### Aim of the task
Word for word, print each line of the listing below; pictures stay out.

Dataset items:
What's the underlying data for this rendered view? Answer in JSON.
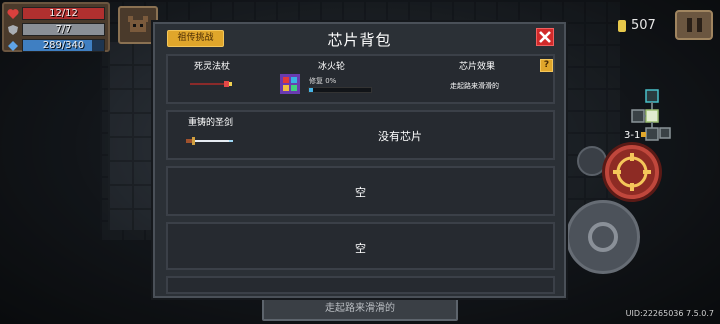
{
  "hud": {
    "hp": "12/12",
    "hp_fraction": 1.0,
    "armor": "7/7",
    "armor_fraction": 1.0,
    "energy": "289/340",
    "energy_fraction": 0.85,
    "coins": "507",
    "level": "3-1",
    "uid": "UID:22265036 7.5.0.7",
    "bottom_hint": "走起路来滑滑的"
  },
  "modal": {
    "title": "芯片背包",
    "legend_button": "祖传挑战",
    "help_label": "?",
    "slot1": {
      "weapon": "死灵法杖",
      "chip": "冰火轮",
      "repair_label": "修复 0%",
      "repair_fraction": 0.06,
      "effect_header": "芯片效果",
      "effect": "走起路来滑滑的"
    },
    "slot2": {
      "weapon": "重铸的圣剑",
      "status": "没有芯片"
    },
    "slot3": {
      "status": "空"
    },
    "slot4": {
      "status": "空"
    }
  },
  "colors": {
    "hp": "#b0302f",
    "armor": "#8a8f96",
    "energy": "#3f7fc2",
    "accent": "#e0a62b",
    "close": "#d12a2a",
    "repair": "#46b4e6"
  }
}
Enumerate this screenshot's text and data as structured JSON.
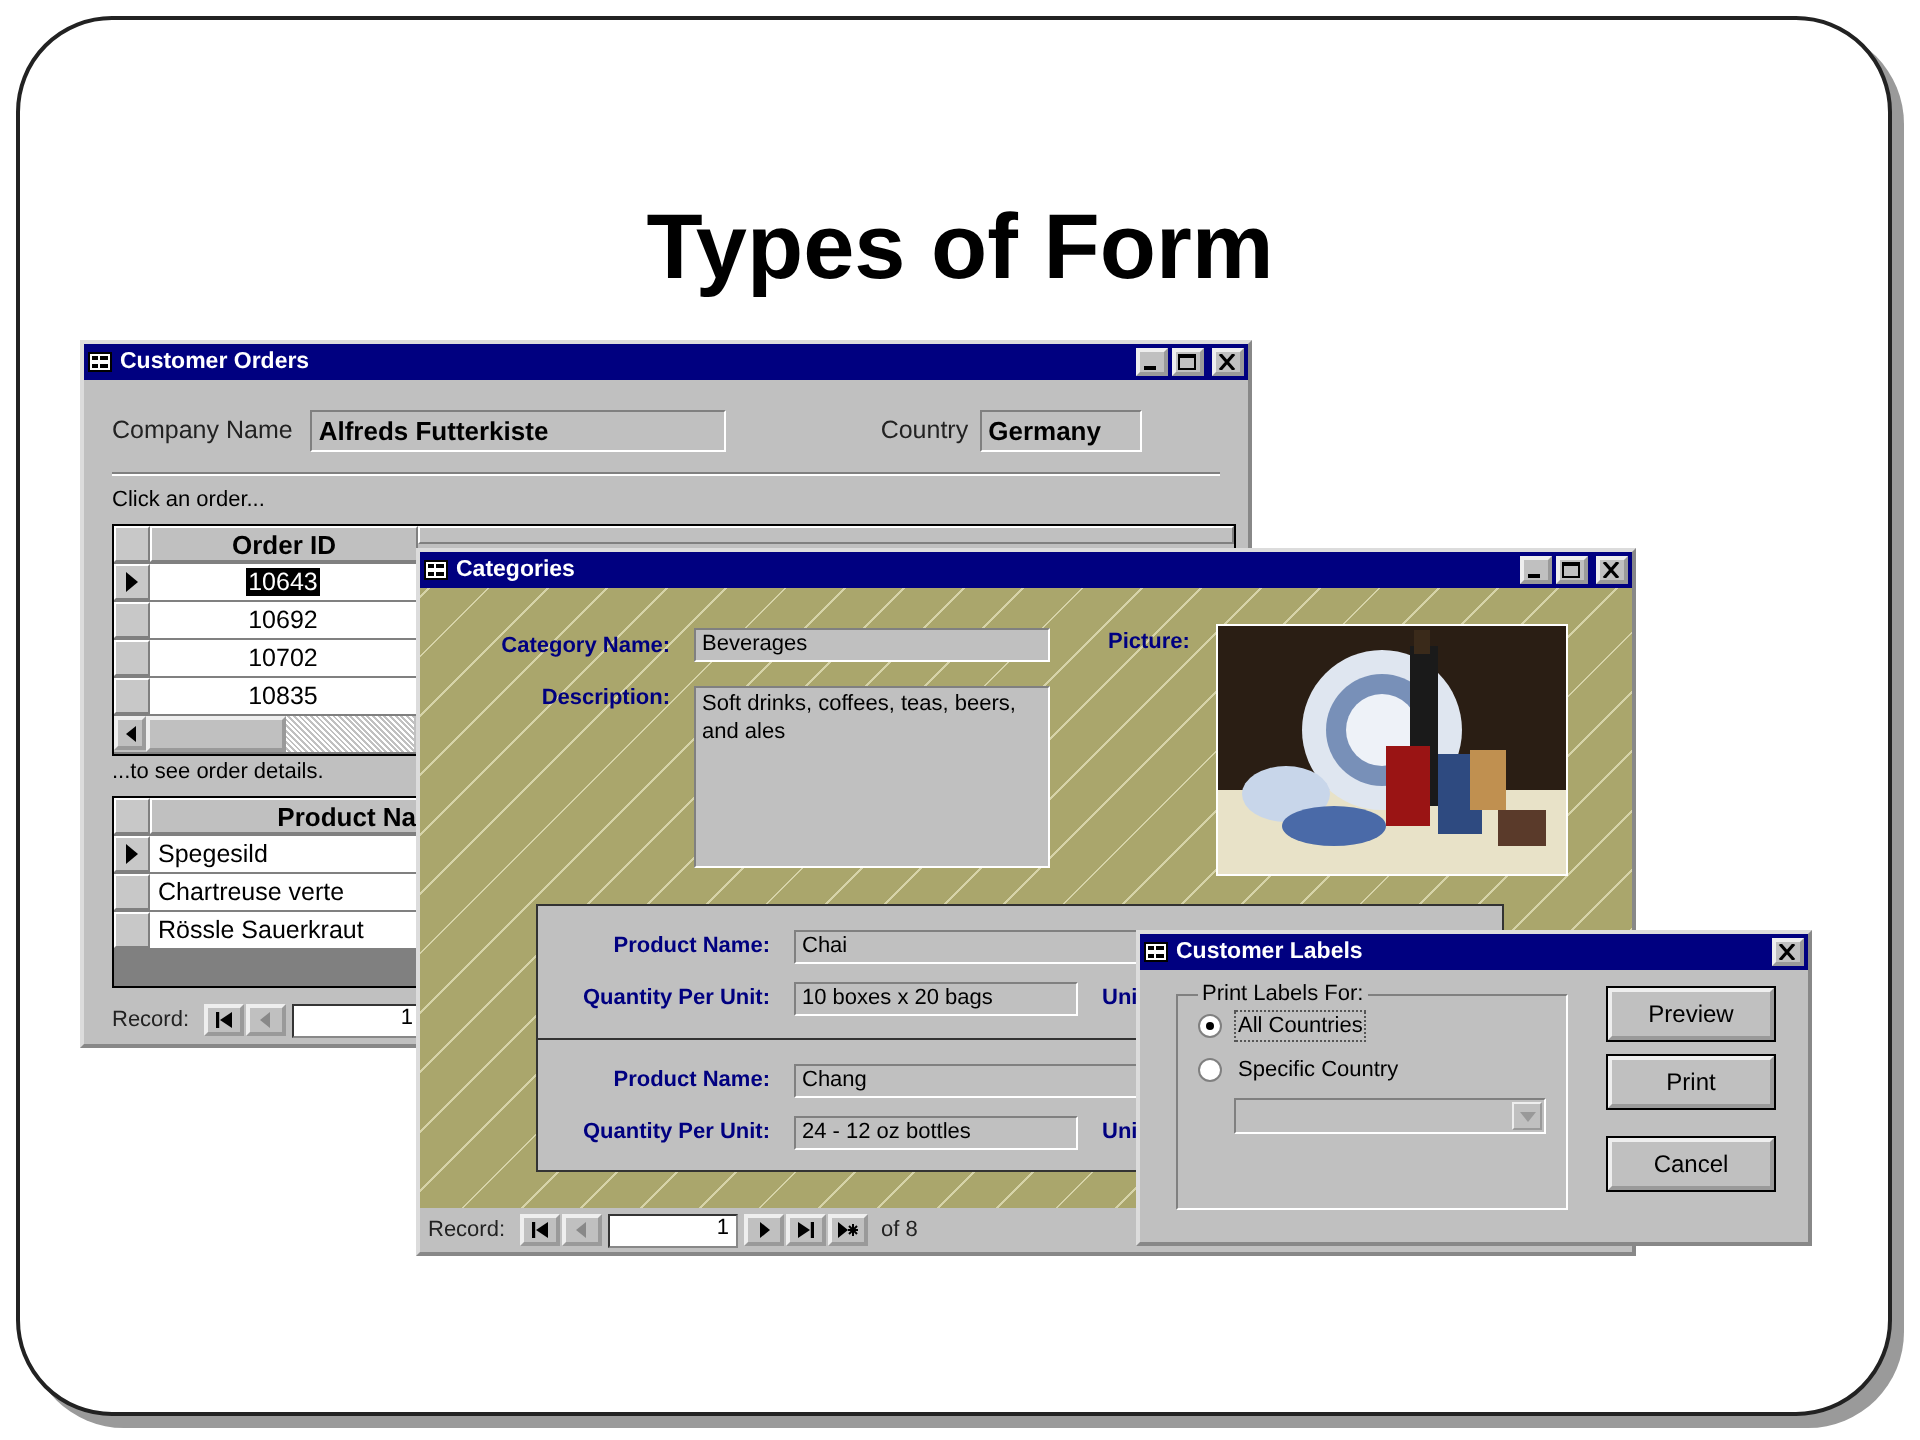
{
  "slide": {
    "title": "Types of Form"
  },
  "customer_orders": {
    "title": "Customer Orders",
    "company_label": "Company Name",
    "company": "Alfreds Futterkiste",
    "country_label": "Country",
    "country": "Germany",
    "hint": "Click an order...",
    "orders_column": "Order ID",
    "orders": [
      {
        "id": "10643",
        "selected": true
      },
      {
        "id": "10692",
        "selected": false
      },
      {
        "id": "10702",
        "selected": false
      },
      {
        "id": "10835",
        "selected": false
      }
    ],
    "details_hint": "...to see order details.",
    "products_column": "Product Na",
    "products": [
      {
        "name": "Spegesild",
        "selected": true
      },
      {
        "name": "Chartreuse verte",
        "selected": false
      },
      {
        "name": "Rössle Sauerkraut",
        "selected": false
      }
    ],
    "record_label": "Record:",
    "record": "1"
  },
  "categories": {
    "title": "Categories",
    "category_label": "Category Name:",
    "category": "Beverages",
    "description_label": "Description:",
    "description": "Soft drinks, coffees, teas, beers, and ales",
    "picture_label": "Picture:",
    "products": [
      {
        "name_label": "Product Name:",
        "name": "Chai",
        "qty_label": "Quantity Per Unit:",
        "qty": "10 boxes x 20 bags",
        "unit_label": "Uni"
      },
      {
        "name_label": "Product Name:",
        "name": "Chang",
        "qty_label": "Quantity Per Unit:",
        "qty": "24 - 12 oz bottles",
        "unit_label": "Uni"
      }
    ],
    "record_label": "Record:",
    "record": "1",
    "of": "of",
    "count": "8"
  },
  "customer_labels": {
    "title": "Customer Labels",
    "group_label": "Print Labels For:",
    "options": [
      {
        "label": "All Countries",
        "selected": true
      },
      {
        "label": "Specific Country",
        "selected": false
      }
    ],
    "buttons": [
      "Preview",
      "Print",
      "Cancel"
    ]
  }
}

### Solution to the problem
What's the underlying data for this rendered view? Answer in JSON.
{
  "hud": {
    "hp": "12/12",
    "hp_fraction": 1.0,
    "armor": "7/7",
    "armor_fraction": 1.0,
    "energy": "289/340",
    "energy_fraction": 0.85,
    "coins": "507",
    "level": "3-1",
    "uid": "UID:22265036 7.5.0.7",
    "bottom_hint": "走起路来滑滑的"
  },
  "modal": {
    "title": "芯片背包",
    "legend_button": "祖传挑战",
    "help_label": "?",
    "slot1": {
      "weapon": "死灵法杖",
      "chip": "冰火轮",
      "repair_label": "修复 0%",
      "repair_fraction": 0.06,
      "effect_header": "芯片效果",
      "effect": "走起路来滑滑的"
    },
    "slot2": {
      "weapon": "重铸的圣剑",
      "status": "没有芯片"
    },
    "slot3": {
      "status": "空"
    },
    "slot4": {
      "status": "空"
    }
  },
  "colors": {
    "hp": "#b0302f",
    "armor": "#8a8f96",
    "energy": "#3f7fc2",
    "accent": "#e0a62b",
    "close": "#d12a2a",
    "repair": "#46b4e6"
  }
}
Enumerate this screenshot's text and data as structured JSON.
{
  "slide": {
    "title": "Types of Form"
  },
  "customer_orders": {
    "title": "Customer Orders",
    "company_label": "Company Name",
    "company": "Alfreds Futterkiste",
    "country_label": "Country",
    "country": "Germany",
    "hint": "Click an order...",
    "orders_column": "Order ID",
    "orders": [
      {
        "id": "10643",
        "selected": true
      },
      {
        "id": "10692",
        "selected": false
      },
      {
        "id": "10702",
        "selected": false
      },
      {
        "id": "10835",
        "selected": false
      }
    ],
    "details_hint": "...to see order details.",
    "products_column": "Product Na",
    "products": [
      {
        "name": "Spegesild",
        "selected": true
      },
      {
        "name": "Chartreuse verte",
        "selected": false
      },
      {
        "name": "Rössle Sauerkraut",
        "selected": false
      }
    ],
    "record_label": "Record:",
    "record": "1"
  },
  "categories": {
    "title": "Categories",
    "category_label": "Category Name:",
    "category": "Beverages",
    "description_label": "Description:",
    "description": "Soft drinks, coffees, teas, beers, and ales",
    "picture_label": "Picture:",
    "products": [
      {
        "name_label": "Product Name:",
        "name": "Chai",
        "qty_label": "Quantity Per Unit:",
        "qty": "10 boxes x 20 bags",
        "unit_label": "Uni"
      },
      {
        "name_label": "Product Name:",
        "name": "Chang",
        "qty_label": "Quantity Per Unit:",
        "qty": "24 - 12 oz bottles",
        "unit_label": "Uni"
      }
    ],
    "record_label": "Record:",
    "record": "1",
    "of": "of",
    "count": "8"
  },
  "customer_labels": {
    "title": "Customer Labels",
    "group_label": "Print Labels For:",
    "options": [
      {
        "label": "All Countries",
        "selected": true
      },
      {
        "label": "Specific Country",
        "selected": false
      }
    ],
    "buttons": [
      "Preview",
      "Print",
      "Cancel"
    ]
  }
}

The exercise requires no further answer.